_Text for analysis_
Personal information
- Date of birth: 24 June 1983 (age 43)
- Place of birth: Mechelen, Belgium
- Height: 1.84 m (6 ft 1⁄2 in)
- Position: Centre-back

Team information
- Current team: Sint-Amands

Youth career
- VC Langdorp
- Westerlo

Senior career*
- Years: Team / Apps / (Gls)
- 2001–2003: Westerlo / 6 / (0)
- 2003–2005: Patro Eisden
- 2005–2014: KV Mechelen / 185 / (2)
- 2013–2014: → RKC Waalwijk (loan) / 26 / (1)
- 2014–2016: OH Leuven / 22 / (1)
- 2016–2017: Eendracht Aalst
- 2017–2018: Temse
- 2018–2019: Eendracht Aalst
- 2019–2020: Dikkelvenne
- 2020–2024: Mariekerke-Branst
- 2025–: Sint-Amands

= Kenny Van Hoevelen =

Belgian footballer

Kenny Van Hoevelen (born 24 June 1983 in Mechelen, is a Belgian football (soccer) centre-back who currently plays for Sint-Amands in the Belgian Provincial Leagues. His previous clubs include Westerlo, KV Mechelen, RKC Waalwijk, Oud-Heverlee Leuven and Eendracht Aalst.

_Try it_
In the profile of Kenny Van Hoevelen, which club did he play for on loan in 2013–2014?

_Data for review_
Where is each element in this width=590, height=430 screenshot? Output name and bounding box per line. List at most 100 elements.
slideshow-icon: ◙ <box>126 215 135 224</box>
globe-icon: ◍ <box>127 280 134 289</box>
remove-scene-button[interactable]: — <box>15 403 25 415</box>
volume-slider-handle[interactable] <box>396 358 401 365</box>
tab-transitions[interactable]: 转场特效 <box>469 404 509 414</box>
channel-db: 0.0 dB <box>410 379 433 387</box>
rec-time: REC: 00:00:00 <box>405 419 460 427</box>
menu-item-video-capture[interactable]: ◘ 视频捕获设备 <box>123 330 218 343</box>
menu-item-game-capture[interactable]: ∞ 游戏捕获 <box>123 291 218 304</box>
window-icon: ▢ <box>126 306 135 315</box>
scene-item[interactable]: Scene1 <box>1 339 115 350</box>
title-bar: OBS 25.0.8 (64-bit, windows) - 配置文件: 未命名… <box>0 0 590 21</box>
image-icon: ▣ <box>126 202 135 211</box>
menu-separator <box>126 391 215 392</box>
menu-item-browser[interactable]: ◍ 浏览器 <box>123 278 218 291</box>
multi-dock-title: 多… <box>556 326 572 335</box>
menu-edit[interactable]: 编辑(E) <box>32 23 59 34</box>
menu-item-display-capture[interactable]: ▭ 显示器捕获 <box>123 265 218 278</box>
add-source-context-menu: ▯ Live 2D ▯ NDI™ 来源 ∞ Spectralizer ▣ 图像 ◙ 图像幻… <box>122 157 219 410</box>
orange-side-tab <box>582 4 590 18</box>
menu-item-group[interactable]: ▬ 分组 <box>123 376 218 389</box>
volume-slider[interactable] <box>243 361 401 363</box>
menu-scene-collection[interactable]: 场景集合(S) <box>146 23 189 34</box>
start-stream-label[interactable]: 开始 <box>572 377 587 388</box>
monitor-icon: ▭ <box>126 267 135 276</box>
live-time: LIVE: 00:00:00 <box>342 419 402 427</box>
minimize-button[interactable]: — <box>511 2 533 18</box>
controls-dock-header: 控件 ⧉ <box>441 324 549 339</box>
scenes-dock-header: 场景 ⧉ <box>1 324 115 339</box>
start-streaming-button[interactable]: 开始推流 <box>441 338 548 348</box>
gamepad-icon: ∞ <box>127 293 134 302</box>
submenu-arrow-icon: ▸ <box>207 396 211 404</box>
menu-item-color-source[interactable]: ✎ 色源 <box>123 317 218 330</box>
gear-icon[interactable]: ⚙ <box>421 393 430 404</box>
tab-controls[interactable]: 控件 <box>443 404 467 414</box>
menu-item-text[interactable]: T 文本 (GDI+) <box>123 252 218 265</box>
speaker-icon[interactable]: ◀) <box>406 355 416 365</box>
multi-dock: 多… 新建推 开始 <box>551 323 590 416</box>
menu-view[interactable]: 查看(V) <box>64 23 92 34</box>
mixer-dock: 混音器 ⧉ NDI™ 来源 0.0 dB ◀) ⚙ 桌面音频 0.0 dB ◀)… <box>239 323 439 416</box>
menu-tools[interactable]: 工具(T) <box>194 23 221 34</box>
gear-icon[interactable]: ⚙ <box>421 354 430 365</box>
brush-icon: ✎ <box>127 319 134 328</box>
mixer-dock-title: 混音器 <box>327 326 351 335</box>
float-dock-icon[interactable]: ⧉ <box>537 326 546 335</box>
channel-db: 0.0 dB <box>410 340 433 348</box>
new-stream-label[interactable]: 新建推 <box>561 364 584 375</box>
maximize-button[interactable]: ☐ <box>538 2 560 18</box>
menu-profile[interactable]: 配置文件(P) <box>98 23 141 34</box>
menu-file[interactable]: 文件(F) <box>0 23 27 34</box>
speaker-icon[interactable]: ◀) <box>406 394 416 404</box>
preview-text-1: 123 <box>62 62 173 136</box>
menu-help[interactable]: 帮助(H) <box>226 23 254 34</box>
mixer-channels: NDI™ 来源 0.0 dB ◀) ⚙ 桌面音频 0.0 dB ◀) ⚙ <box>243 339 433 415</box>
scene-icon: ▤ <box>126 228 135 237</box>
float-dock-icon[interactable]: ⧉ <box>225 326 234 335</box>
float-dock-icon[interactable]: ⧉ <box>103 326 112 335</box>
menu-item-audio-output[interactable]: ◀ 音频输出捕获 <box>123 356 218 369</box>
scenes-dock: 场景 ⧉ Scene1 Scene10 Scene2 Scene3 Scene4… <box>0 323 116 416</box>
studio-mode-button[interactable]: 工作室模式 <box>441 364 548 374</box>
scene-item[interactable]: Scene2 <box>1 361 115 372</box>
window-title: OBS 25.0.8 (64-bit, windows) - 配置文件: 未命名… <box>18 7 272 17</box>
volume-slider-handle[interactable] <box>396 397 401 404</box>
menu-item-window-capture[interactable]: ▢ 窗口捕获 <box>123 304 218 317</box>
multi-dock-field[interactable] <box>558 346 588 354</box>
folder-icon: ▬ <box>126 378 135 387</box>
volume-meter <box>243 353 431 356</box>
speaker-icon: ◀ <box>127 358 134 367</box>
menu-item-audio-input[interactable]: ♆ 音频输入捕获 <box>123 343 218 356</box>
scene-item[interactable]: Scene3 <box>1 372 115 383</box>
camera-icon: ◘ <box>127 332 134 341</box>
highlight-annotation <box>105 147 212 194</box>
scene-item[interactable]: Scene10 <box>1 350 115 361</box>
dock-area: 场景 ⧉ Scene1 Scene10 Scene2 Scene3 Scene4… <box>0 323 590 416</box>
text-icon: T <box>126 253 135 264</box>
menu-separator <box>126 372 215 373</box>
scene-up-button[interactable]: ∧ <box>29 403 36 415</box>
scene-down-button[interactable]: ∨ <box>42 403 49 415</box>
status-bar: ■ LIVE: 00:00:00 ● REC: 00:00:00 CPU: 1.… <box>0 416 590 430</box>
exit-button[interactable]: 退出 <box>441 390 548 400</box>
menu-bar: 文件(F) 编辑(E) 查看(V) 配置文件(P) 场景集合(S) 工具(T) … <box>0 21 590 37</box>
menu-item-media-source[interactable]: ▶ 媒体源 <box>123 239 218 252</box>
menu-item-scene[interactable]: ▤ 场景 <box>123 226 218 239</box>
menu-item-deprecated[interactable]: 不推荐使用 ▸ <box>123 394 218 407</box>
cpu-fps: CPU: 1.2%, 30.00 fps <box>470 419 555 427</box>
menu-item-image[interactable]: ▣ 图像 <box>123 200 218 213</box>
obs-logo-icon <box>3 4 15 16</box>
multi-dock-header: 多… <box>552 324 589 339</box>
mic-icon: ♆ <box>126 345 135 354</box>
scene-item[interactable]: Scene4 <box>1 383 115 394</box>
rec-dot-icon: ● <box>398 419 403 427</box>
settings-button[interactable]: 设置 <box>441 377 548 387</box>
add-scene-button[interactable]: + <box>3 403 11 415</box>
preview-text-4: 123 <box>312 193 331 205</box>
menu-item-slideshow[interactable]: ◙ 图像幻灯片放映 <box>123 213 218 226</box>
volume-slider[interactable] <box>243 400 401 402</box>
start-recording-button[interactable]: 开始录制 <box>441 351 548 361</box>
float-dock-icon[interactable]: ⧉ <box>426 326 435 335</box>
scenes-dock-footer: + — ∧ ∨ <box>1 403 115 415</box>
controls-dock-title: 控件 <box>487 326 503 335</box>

_Result_
RKC Waalwijk